## Entries listed in a dataset
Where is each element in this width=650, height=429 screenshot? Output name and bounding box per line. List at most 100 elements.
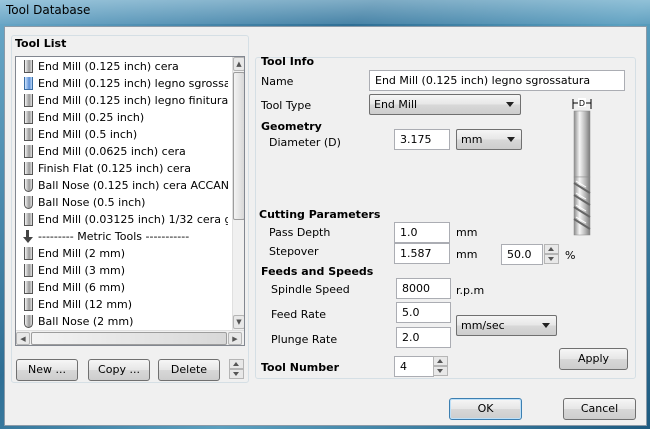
chevron-down-icon [506,102,514,107]
end-mill-icon [24,77,33,90]
tool-list-item-label: End Mill (0.125 inch) cera [38,60,179,73]
spindle-speed-unit: r.p.m [456,284,485,297]
stepover-percent-spinner[interactable] [544,244,559,265]
scroll-up-icon[interactable]: ▲ [233,57,244,71]
stepover-percent-unit: % [565,249,576,262]
scroll-thumb[interactable] [233,72,244,220]
increment-icon[interactable] [544,244,559,254]
tool-list-item[interactable]: Ball Nose (2 mm) [16,313,228,330]
tool-list-vertical-scrollbar[interactable]: ▲ ▼ [232,57,244,330]
pass-depth-label: Pass Depth [269,226,331,239]
diagram-d-label: D [579,99,585,108]
tool-list-item-label: Finish Flat (0.125 inch) cera [38,162,191,175]
tool-list-item[interactable]: Ball Nose (0.5 inch) [16,194,228,211]
end-mill-icon [24,281,33,294]
tool-list-item[interactable]: End Mill (0.5 inch) [16,126,228,143]
tool-list-item-label: End Mill (0.03125 inch) 1/32 cera guerc [38,213,228,226]
tool-list-item-label: Ball Nose (0.125 inch) cera ACCANNON [38,179,228,192]
tool-list-item-label: End Mill (0.25 inch) [38,111,145,124]
stepover-input[interactable]: 1.587 [394,243,450,264]
scroll-down-icon[interactable]: ▼ [233,315,244,329]
end-mill-icon [24,264,33,277]
end-mill-icon [24,298,33,311]
feed-rate-input[interactable]: 5.0 [396,302,451,323]
tool-list-item[interactable]: Finish Flat (0.125 inch) cera [16,160,228,177]
tool-list-item-label: End Mill (2 mm) [38,247,126,260]
rate-units-value: mm/sec [461,319,505,332]
tool-list-item-label: End Mill (0.125 inch) legno sgrossatura [38,77,228,90]
tool-type-dropdown[interactable]: End Mill [369,94,521,115]
horizontal-scroll-thumb[interactable] [31,332,227,345]
feeds-speeds-title: Feeds and Speeds [261,265,374,278]
copy-tool-button[interactable]: Copy ... [88,359,150,381]
tool-list-item[interactable]: Ball Nose (0.125 inch) cera ACCANNON [16,177,228,194]
tool-name-input[interactable]: End Mill (0.125 inch) legno sgrossatura [369,70,625,91]
move-up-icon[interactable] [229,359,244,369]
spindle-speed-input[interactable]: 8000 [396,278,451,299]
tool-list-item[interactable]: End Mill (2 mm) [16,245,228,262]
plunge-rate-label: Plunge Rate [271,333,338,346]
apply-button[interactable]: Apply [559,348,628,370]
pass-depth-unit: mm [456,226,478,239]
increment-icon[interactable] [433,356,448,366]
tool-list-item[interactable]: End Mill (0.125 inch) cera [16,58,228,75]
rate-units-dropdown[interactable]: mm/sec [456,315,557,336]
scroll-right-icon[interactable]: ▶ [228,332,242,345]
tool-list-item[interactable]: --------- Metric Tools ----------- [16,228,228,245]
stepover-percent-input[interactable]: 50.0 [501,244,543,265]
decrement-icon[interactable] [433,366,448,376]
tool-database-dialog: Tool List End Mill (0.125 inch) cera End … [4,26,647,426]
chevron-down-icon [507,137,515,142]
tool-number-input[interactable]: 4 [394,356,434,377]
tool-order-spinner[interactable] [229,359,244,380]
end-mill-icon [24,111,33,124]
geometry-units-dropdown[interactable]: mm [456,129,522,150]
tool-list-item-label: End Mill (0.0625 inch) cera [38,145,186,158]
title-bar[interactable]: Tool Database [0,0,650,24]
separator-arrow-icon [23,230,33,243]
tool-list-item[interactable]: End Mill (3 mm) [16,262,228,279]
tool-list-title: Tool List [15,37,67,50]
plunge-rate-input[interactable]: 2.0 [396,327,451,348]
tool-list-item[interactable]: End Mill (0.03125 inch) 1/32 cera guerc [16,211,228,228]
tool-list-item-label: End Mill (6 mm) [38,281,126,294]
tool-type-label: Tool Type [261,99,312,112]
tool-list-item[interactable]: End Mill (12 mm) [16,296,228,313]
tool-number-label: Tool Number [261,361,340,374]
tool-list-item-label: Ball Nose (0.5 inch) [38,196,146,209]
tool-list-horizontal-scrollbar[interactable]: ◀ ▶ [16,330,244,345]
tool-info-title: Tool Info [261,55,315,68]
pass-depth-input[interactable]: 1.0 [394,222,450,243]
scroll-left-icon[interactable]: ◀ [16,332,30,345]
end-mill-icon [24,145,33,158]
stepover-label: Stepover [269,245,319,258]
end-mill-icon [24,162,33,175]
tool-list-item-label: Ball Nose (2 mm) [38,315,134,328]
tool-list[interactable]: End Mill (0.125 inch) cera End Mill (0.12… [15,56,245,346]
end-mill-icon [24,94,33,107]
ball-nose-icon [24,196,33,209]
decrement-icon[interactable] [544,254,559,264]
tool-list-item[interactable]: End Mill (6 mm) [16,279,228,296]
tool-number-spinner[interactable] [433,356,448,377]
cancel-button[interactable]: Cancel [563,398,636,420]
move-down-icon[interactable] [229,369,244,379]
tool-list-item-label: End Mill (3 mm) [38,264,126,277]
tool-list-item[interactable]: End Mill (0.25 inch) [16,109,228,126]
diameter-label: Diameter (D) [269,136,341,149]
tool-type-value: End Mill [374,98,418,111]
tool-list-item[interactable]: End Mill (0.0625 inch) cera [16,143,228,160]
delete-tool-button[interactable]: Delete [158,359,220,381]
chevron-down-icon [542,323,550,328]
cutting-parameters-title: Cutting Parameters [259,208,381,221]
diameter-input[interactable]: 3.175 [394,129,450,150]
ok-button[interactable]: OK [449,398,522,420]
spindle-speed-label: Spindle Speed [271,283,350,296]
tool-list-item[interactable]: End Mill (0.125 inch) legno sgrossatura [16,75,228,92]
stepover-unit: mm [456,248,478,261]
new-tool-button[interactable]: New ... [16,359,78,381]
end-mill-icon [24,60,33,73]
tool-list-item[interactable]: End Mill (0.125 inch) legno finitura [16,92,228,109]
ball-nose-icon [24,315,33,328]
feed-rate-label: Feed Rate [271,308,326,321]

## Stated problem
Write out every line of the data above verbatim, omitting the pictures from your answer.

## Exercise answer
Where is each element in this width=650, height=429 screenshot? Output name and bounding box per line. List at most 100 elements.
chevron-down-icon [506,102,514,107]
end-mill-icon [24,77,33,90]
tool-list-item-label: End Mill (0.125 inch) cera [38,60,179,73]
spindle-speed-unit: r.p.m [456,284,485,297]
stepover-percent-spinner[interactable] [544,244,559,265]
scroll-up-icon[interactable]: ▲ [233,57,244,71]
stepover-percent-unit: % [565,249,576,262]
scroll-thumb[interactable] [233,72,244,220]
increment-icon[interactable] [544,244,559,254]
tool-list-item[interactable]: Ball Nose (2 mm) [16,313,228,330]
tool-list-vertical-scrollbar[interactable]: ▲ ▼ [232,57,244,330]
pass-depth-label: Pass Depth [269,226,331,239]
diagram-d-label: D [579,99,585,108]
tool-list-item-label: Finish Flat (0.125 inch) cera [38,162,191,175]
tool-list-item[interactable]: Ball Nose (0.5 inch) [16,194,228,211]
end-mill-icon [24,281,33,294]
tool-list-item[interactable]: End Mill (0.5 inch) [16,126,228,143]
tool-list-item-label: End Mill (0.03125 inch) 1/32 cera guerc [38,213,228,226]
tool-list-item-label: Ball Nose (0.125 inch) cera ACCANNON [38,179,228,192]
tool-list-item-label: End Mill (0.25 inch) [38,111,145,124]
stepover-input[interactable]: 1.587 [394,243,450,264]
scroll-down-icon[interactable]: ▼ [233,315,244,329]
end-mill-icon [24,264,33,277]
end-mill-icon [24,298,33,311]
feed-rate-input[interactable]: 5.0 [396,302,451,323]
tool-list-item[interactable]: Finish Flat (0.125 inch) cera [16,160,228,177]
tool-list-item-label: End Mill (2 mm) [38,247,126,260]
rate-units-value: mm/sec [461,319,505,332]
tool-list-item-label: End Mill (0.125 inch) legno sgrossatura [38,77,228,90]
tool-type-dropdown[interactable]: End Mill [369,94,521,115]
horizontal-scroll-thumb[interactable] [31,332,227,345]
feeds-speeds-title: Feeds and Speeds [261,265,374,278]
copy-tool-button[interactable]: Copy ... [88,359,150,381]
tool-list-item[interactable]: Ball Nose (0.125 inch) cera ACCANNON [16,177,228,194]
tool-name-input[interactable]: End Mill (0.125 inch) legno sgrossatura [369,70,625,91]
move-up-icon[interactable] [229,359,244,369]
spindle-speed-input[interactable]: 8000 [396,278,451,299]
tool-list-item[interactable]: End Mill (2 mm) [16,245,228,262]
plunge-rate-label: Plunge Rate [271,333,338,346]
apply-button[interactable]: Apply [559,348,628,370]
pass-depth-unit: mm [456,226,478,239]
increment-icon[interactable] [433,356,448,366]
tool-list-item[interactable]: End Mill (0.125 inch) cera [16,58,228,75]
rate-units-dropdown[interactable]: mm/sec [456,315,557,336]
scroll-right-icon[interactable]: ▶ [228,332,242,345]
tool-list-item[interactable]: --------- Metric Tools ----------- [16,228,228,245]
stepover-percent-input[interactable]: 50.0 [501,244,543,265]
decrement-icon[interactable] [433,366,448,376]
tool-database-dialog: Tool List End Mill (0.125 inch) cera End … [4,26,647,426]
chevron-down-icon [507,137,515,142]
tool-number-input[interactable]: 4 [394,356,434,377]
tool-order-spinner[interactable] [229,359,244,380]
end-mill-icon [24,111,33,124]
geometry-units-dropdown[interactable]: mm [456,129,522,150]
tool-list-item-label: End Mill (0.0625 inch) cera [38,145,186,158]
title-bar[interactable]: Tool Database [0,0,650,24]
separator-arrow-icon [23,230,33,243]
tool-list-item[interactable]: End Mill (3 mm) [16,262,228,279]
tool-list-title: Tool List [15,37,67,50]
plunge-rate-input[interactable]: 2.0 [396,327,451,348]
tool-list-item[interactable]: End Mill (0.03125 inch) 1/32 cera guerc [16,211,228,228]
tool-list-item-label: End Mill (6 mm) [38,281,126,294]
tool-type-label: Tool Type [261,99,312,112]
tool-list-item[interactable]: End Mill (12 mm) [16,296,228,313]
tool-number-label: Tool Number [261,361,340,374]
tool-list-item-label: Ball Nose (0.5 inch) [38,196,146,209]
tool-list-horizontal-scrollbar[interactable]: ◀ ▶ [16,330,244,345]
tool-info-title: Tool Info [261,55,315,68]
pass-depth-input[interactable]: 1.0 [394,222,450,243]
scroll-left-icon[interactable]: ◀ [16,332,30,345]
end-mill-icon [24,145,33,158]
stepover-label: Stepover [269,245,319,258]
end-mill-icon [24,162,33,175]
tool-list-item-label: Ball Nose (2 mm) [38,315,134,328]
tool-list[interactable]: End Mill (0.125 inch) cera End Mill (0.12… [15,56,245,346]
end-mill-icon [24,94,33,107]
ball-nose-icon [24,196,33,209]
decrement-icon[interactable] [544,254,559,264]
tool-list-item[interactable]: End Mill (6 mm) [16,279,228,296]
tool-number-spinner[interactable] [433,356,448,377]
cancel-button[interactable]: Cancel [563,398,636,420]
move-down-icon[interactable] [229,369,244,379]
tool-list-item-label: End Mill (3 mm) [38,264,126,277]
tool-list-item[interactable]: End Mill (0.25 inch) [16,109,228,126]
diameter-label: Diameter (D) [269,136,341,149]
tool-type-value: End Mill [374,98,418,111]
tool-list-item[interactable]: End Mill (0.0625 inch) cera [16,143,228,160]
delete-tool-button[interactable]: Delete [158,359,220,381]
chevron-down-icon [542,323,550,328]
cutting-parameters-title: Cutting Parameters [259,208,381,221]
diameter-input[interactable]: 3.175 [394,129,450,150]
ok-button[interactable]: OK [449,398,522,420]
spindle-speed-label: Spindle Speed [271,283,350,296]
tool-list-item[interactable]: End Mill (0.125 inch) legno sgrossatura [16,75,228,92]
stepover-unit: mm [456,248,478,261]
new-tool-button[interactable]: New ... [16,359,78,381]
end-mill-icon [24,60,33,73]
tool-list-item[interactable]: End Mill (0.125 inch) legno finitura [16,92,228,109]
ball-nose-icon [24,315,33,328]
feed-rate-label: Feed Rate [271,308,326,321]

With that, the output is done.